Problem details
Write out the listing beneath this instruction in its entirety, exactly as it reads.

(Recorded data)
§ §

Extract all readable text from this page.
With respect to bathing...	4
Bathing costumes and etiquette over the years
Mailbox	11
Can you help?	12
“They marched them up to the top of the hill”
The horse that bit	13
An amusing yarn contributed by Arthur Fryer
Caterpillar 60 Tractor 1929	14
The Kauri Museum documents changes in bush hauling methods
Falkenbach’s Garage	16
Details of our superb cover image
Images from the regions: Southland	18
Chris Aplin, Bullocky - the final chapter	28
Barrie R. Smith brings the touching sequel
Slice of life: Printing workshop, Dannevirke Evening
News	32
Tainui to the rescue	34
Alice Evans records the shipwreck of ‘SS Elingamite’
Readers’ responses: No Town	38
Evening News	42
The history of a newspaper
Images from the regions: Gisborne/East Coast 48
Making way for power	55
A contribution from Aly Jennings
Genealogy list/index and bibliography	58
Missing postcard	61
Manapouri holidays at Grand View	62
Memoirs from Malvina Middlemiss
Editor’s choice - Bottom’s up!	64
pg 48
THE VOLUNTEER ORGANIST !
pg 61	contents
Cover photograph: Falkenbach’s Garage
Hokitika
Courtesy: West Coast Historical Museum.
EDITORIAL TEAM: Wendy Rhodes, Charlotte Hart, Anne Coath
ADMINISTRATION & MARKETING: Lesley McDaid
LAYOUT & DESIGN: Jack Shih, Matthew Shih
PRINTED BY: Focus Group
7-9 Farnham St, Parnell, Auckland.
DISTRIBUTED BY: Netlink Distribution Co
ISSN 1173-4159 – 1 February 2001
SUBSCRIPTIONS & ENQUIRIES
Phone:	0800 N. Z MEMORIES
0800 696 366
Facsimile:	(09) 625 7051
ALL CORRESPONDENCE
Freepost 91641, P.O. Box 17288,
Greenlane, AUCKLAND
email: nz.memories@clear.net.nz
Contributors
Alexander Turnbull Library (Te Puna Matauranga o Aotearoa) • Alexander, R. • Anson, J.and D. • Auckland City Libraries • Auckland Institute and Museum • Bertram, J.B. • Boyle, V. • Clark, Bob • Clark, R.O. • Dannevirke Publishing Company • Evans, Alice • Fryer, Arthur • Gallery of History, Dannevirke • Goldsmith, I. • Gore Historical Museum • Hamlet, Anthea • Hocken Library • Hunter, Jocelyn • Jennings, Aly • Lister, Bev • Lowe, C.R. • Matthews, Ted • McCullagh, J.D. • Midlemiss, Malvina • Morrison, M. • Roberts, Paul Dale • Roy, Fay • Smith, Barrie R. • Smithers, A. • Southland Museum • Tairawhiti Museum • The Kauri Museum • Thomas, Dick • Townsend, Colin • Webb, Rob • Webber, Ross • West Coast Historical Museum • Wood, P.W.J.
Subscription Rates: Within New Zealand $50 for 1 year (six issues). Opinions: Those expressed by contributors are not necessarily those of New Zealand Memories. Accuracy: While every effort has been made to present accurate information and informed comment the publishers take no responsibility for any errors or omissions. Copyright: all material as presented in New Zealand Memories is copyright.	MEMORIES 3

§ §

Full response
Extract all readable text from this page.
With respect to bathing...	4
Bathing costumes and etiquette over the years
Mailbox	11
Can you help?	12
“They marched them up to the top of the hill”
The horse that bit	13
An amusing yarn contributed by Arthur Fryer
Caterpillar 60 Tractor 1929	14
The Kauri Museum documents changes in bush hauling methods
Falkenbach’s Garage	16
Details of our superb cover image
Images from the regions: Southland	18
Chris Aplin, Bullocky - the final chapter	28
Barrie R. Smith brings the touching sequel
Slice of life: Printing workshop, Dannevirke Evening
News	32
Tainui to the rescue	34
Alice Evans records the shipwreck of ‘SS Elingamite’
Readers’ responses: No Town	38
Evening News	42
The history of a newspaper
Images from the regions: Gisborne/East Coast 48
Making way for power	55
A contribution from Aly Jennings
Genealogy list/index and bibliography	58
Missing postcard	61
Manapouri holidays at Grand View	62
Memoirs from Malvina Middlemiss
Editor’s choice - Bottom’s up!	64
pg 48
THE VOLUNTEER ORGANIST !
pg 61	contents
Cover photograph: Falkenbach’s Garage
Hokitika
Courtesy: West Coast Historical Museum.
EDITORIAL TEAM: Wendy Rhodes, Charlotte Hart, Anne Coath
ADMINISTRATION & MARKETING: Lesley McDaid
LAYOUT & DESIGN: Jack Shih, Matthew Shih
PRINTED BY: Focus Group
7-9 Farnham St, Parnell, Auckland.
DISTRIBUTED BY: Netlink Distribution Co
ISSN 1173-4159 – 1 February 2001
SUBSCRIPTIONS & ENQUIRIES
Phone:	0800 N. Z MEMORIES
0800 696 366
Facsimile:	(09) 625 7051
ALL CORRESPONDENCE
Freepost 91641, P.O. Box 17288,
Greenlane, AUCKLAND
email: nz.memories@clear.net.nz
Contributors
Alexander Turnbull Library (Te Puna Matauranga o Aotearoa) • Alexander, R. • Anson, J.and D. • Auckland City Libraries • Auckland Institute and Museum • Bertram, J.B. • Boyle, V. • Clark, Bob • Clark, R.O. • Dannevirke Publishing Company • Evans, Alice • Fryer, Arthur • Gallery of History, Dannevirke • Goldsmith, I. • Gore Historical Museum • Hamlet, Anthea • Hocken Library • Hunter, Jocelyn • Jennings, Aly • Lister, Bev • Lowe, C.R. • Matthews, Ted • McCullagh, J.D. • Midlemiss, Malvina • Morrison, M. • Roberts, Paul Dale • Roy, Fay • Smith, Barrie R. • Smithers, A. • Southland Museum • Tairawhiti Museum • The Kauri Museum • Thomas, Dick • Townsend, Colin • Webb, Rob • Webber, Ross • West Coast Historical Museum • Wood, P.W.J.
Subscription Rates: Within New Zealand $50 for 1 year (six issues). Opinions: Those expressed by contributors are not necessarily those of New Zealand Memories. Accuracy: While every effort has been made to present accurate information and informed comment the publishers take no responsibility for any errors or omissions. Copyright: all material as presented in New Zealand Memories is copyright.	MEMORIES 3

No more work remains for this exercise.